Task details
Below are some records; reproduce every one of them exactly.

[Figure contents as structured data]

• • • • • • •

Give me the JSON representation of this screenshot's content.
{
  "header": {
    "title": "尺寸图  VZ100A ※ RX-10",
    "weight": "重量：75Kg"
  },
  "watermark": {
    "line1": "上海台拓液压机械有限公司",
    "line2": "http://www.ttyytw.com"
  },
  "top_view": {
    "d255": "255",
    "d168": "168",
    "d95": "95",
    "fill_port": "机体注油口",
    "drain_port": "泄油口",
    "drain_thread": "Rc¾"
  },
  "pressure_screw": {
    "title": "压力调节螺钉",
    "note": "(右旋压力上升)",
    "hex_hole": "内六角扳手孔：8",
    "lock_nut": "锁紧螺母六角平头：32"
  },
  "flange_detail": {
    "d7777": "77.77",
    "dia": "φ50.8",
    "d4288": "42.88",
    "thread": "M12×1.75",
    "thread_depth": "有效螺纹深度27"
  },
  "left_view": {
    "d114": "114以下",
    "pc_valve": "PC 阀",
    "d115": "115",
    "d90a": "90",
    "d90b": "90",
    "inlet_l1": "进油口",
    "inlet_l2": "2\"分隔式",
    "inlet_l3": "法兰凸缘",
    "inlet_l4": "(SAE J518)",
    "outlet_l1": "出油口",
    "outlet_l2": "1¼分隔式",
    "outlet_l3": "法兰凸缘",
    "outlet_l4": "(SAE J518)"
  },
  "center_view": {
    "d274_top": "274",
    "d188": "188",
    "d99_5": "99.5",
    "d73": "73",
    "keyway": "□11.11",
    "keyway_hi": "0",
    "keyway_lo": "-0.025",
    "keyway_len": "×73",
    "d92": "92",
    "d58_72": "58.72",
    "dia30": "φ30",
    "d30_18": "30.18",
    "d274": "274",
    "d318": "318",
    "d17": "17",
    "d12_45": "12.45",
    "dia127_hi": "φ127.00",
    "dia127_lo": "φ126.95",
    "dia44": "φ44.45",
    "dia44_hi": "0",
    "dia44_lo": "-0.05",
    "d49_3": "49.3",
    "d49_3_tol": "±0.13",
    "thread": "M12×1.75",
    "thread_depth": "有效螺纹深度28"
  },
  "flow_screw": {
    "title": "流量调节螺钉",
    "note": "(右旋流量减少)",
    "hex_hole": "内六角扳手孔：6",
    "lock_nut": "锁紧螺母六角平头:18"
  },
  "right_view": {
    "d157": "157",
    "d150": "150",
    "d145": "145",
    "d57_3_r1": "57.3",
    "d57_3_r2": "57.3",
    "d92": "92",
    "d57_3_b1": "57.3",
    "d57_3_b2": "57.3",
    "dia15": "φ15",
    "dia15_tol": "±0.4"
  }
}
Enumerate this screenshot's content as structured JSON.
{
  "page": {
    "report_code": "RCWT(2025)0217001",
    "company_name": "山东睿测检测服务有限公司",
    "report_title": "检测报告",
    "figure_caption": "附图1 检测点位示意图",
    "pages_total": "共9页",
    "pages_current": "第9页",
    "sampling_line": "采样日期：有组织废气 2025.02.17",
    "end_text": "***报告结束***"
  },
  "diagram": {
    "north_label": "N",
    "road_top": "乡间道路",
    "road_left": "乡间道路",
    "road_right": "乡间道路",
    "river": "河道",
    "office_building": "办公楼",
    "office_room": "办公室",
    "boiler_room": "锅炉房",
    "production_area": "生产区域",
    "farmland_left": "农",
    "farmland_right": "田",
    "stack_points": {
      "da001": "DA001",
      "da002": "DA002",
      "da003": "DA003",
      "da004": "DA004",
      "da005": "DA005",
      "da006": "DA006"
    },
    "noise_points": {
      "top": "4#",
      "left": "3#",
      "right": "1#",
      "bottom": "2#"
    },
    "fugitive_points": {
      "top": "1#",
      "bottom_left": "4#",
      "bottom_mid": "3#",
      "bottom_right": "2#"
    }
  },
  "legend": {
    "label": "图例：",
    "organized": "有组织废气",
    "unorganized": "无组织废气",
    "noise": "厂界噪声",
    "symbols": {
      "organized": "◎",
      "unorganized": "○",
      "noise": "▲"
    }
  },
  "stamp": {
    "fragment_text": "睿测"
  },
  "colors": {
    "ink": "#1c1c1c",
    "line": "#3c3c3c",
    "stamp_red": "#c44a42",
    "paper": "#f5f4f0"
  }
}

• • • • • • •

Expected answer
Give me the JSON representation of this screenshot's content.
{
  "header": {
    "title": "尺寸图  VZ100A ※ RX-10",
    "weight": "重量：75Kg"
  },
  "watermark": {
    "line1": "上海台拓液压机械有限公司",
    "line2": "http://www.ttyytw.com"
  },
  "top_view": {
    "d255": "255",
    "d168": "168",
    "d95": "95",
    "fill_port": "机体注油口",
    "drain_port": "泄油口",
    "drain_thread": "Rc¾"
  },
  "pressure_screw": {
    "title": "压力调节螺钉",
    "note": "(右旋压力上升)",
    "hex_hole": "内六角扳手孔：8",
    "lock_nut": "锁紧螺母六角平头：32"
  },
  "flange_detail": {
    "d7777": "77.77",
    "dia": "φ50.8",
    "d4288": "42.88",
    "thread": "M12×1.75",
    "thread_depth": "有效螺纹深度27"
  },
  "left_view": {
    "d114": "114以下",
    "pc_valve": "PC 阀",
    "d115": "115",
    "d90a": "90",
    "d90b": "90",
    "inlet_l1": "进油口",
    "inlet_l2": "2\"分隔式",
    "inlet_l3": "法兰凸缘",
    "inlet_l4": "(SAE J518)",
    "outlet_l1": "出油口",
    "outlet_l2": "1¼分隔式",
    "outlet_l3": "法兰凸缘",
    "outlet_l4": "(SAE J518)"
  },
  "center_view": {
    "d274_top": "274",
    "d188": "188",
    "d99_5": "99.5",
    "d73": "73",
    "keyway": "□11.11",
    "keyway_hi": "0",
    "keyway_lo": "-0.025",
    "keyway_len": "×73",
    "d92": "92",
    "d58_72": "58.72",
    "dia30": "φ30",
    "d30_18": "30.18",
    "d274": "274",
    "d318": "318",
    "d17": "17",
    "d12_45": "12.45",
    "dia127_hi": "φ127.00",
    "dia127_lo": "φ126.95",
    "dia44": "φ44.45",
    "dia44_hi": "0",
    "dia44_lo": "-0.05",
    "d49_3": "49.3",
    "d49_3_tol": "±0.13",
    "thread": "M12×1.75",
    "thread_depth": "有效螺纹深度28"
  },
  "flow_screw": {
    "title": "流量调节螺钉",
    "note": "(右旋流量减少)",
    "hex_hole": "内六角扳手孔：6",
    "lock_nut": "锁紧螺母六角平头:18"
  },
  "right_view": {
    "d157": "157",
    "d150": "150",
    "d145": "145",
    "d57_3_r1": "57.3",
    "d57_3_r2": "57.3",
    "d92": "92",
    "d57_3_b1": "57.3",
    "d57_3_b2": "57.3",
    "dia15": "φ15",
    "dia15_tol": "±0.4"
  }
}
Enumerate this screenshot's content as structured JSON.
{
  "page": {
    "report_code": "RCWT(2025)0217001",
    "company_name": "山东睿测检测服务有限公司",
    "report_title": "检测报告",
    "figure_caption": "附图1 检测点位示意图",
    "pages_total": "共9页",
    "pages_current": "第9页",
    "sampling_line": "采样日期：有组织废气 2025.02.17",
    "end_text": "***报告结束***"
  },
  "diagram": {
    "north_label": "N",
    "road_top": "乡间道路",
    "road_left": "乡间道路",
    "road_right": "乡间道路",
    "river": "河道",
    "office_building": "办公楼",
    "office_room": "办公室",
    "boiler_room": "锅炉房",
    "production_area": "生产区域",
    "farmland_left": "农",
    "farmland_right": "田",
    "stack_points": {
      "da001": "DA001",
      "da002": "DA002",
      "da003": "DA003",
      "da004": "DA004",
      "da005": "DA005",
      "da006": "DA006"
    },
    "noise_points": {
      "top": "4#",
      "left": "3#",
      "right": "1#",
      "bottom": "2#"
    },
    "fugitive_points": {
      "top": "1#",
      "bottom_left": "4#",
      "bottom_mid": "3#",
      "bottom_right": "2#"
    }
  },
  "legend": {
    "label": "图例：",
    "organized": "有组织废气",
    "unorganized": "无组织废气",
    "noise": "厂界噪声",
    "symbols": {
      "organized": "◎",
      "unorganized": "○",
      "noise": "▲"
    }
  },
  "stamp": {
    "fragment_text": "睿测"
  },
  "colors": {
    "ink": "#1c1c1c",
    "line": "#3c3c3c",
    "stamp_red": "#c44a42",
    "paper": "#f5f4f0"
  }
}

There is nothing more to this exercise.